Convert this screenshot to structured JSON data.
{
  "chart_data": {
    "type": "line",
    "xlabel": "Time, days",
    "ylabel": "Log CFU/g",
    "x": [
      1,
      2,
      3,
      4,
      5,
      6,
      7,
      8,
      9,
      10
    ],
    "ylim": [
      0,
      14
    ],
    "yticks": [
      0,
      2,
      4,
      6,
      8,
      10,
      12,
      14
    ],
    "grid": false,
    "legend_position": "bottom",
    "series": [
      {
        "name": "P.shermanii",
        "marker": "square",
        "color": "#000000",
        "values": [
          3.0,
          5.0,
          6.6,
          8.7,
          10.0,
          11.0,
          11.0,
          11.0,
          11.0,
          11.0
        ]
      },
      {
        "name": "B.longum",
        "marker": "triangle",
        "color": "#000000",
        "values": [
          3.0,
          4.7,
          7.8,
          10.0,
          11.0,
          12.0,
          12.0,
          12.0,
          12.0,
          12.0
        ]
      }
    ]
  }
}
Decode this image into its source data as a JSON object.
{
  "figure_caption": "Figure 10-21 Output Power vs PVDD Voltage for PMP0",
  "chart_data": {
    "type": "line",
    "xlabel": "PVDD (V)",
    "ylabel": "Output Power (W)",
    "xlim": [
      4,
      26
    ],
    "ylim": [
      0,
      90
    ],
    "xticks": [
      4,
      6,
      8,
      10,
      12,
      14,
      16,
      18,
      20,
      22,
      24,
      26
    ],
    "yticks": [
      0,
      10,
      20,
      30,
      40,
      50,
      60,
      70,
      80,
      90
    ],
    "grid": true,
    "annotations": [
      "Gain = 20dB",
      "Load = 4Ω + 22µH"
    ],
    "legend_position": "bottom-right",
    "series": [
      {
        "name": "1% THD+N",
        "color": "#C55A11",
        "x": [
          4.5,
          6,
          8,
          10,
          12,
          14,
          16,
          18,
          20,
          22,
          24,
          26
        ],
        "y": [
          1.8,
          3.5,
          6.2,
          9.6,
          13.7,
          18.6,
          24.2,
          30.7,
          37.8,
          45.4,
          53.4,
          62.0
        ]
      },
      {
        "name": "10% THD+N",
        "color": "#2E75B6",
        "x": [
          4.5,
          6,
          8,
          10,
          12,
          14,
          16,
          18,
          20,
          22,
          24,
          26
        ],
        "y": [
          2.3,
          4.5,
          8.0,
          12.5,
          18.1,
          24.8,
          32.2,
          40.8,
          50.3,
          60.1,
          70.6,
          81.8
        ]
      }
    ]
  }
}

INSTRUCTIONS TO FOLLOW - Extract, verbatim, the lines from the one containing "Decode this image" through the last line of the listing above.

RESULT -
Decode this image into its source data as a JSON object.
{
  "figure_caption": "Figure 10-21 Output Power vs PVDD Voltage for PMP0",
  "chart_data": {
    "type": "line",
    "xlabel": "PVDD (V)",
    "ylabel": "Output Power (W)",
    "xlim": [
      4,
      26
    ],
    "ylim": [
      0,
      90
    ],
    "xticks": [
      4,
      6,
      8,
      10,
      12,
      14,
      16,
      18,
      20,
      22,
      24,
      26
    ],
    "yticks": [
      0,
      10,
      20,
      30,
      40,
      50,
      60,
      70,
      80,
      90
    ],
    "grid": true,
    "annotations": [
      "Gain = 20dB",
      "Load = 4Ω + 22µH"
    ],
    "legend_position": "bottom-right",
    "series": [
      {
        "name": "1% THD+N",
        "color": "#C55A11",
        "x": [
          4.5,
          6,
          8,
          10,
          12,
          14,
          16,
          18,
          20,
          22,
          24,
          26
        ],
        "y": [
          1.8,
          3.5,
          6.2,
          9.6,
          13.7,
          18.6,
          24.2,
          30.7,
          37.8,
          45.4,
          53.4,
          62.0
        ]
      },
      {
        "name": "10% THD+N",
        "color": "#2E75B6",
        "x": [
          4.5,
          6,
          8,
          10,
          12,
          14,
          16,
          18,
          20,
          22,
          24,
          26
        ],
        "y": [
          2.3,
          4.5,
          8.0,
          12.5,
          18.1,
          24.8,
          32.2,
          40.8,
          50.3,
          60.1,
          70.6,
          81.8
        ]
      }
    ]
  }
}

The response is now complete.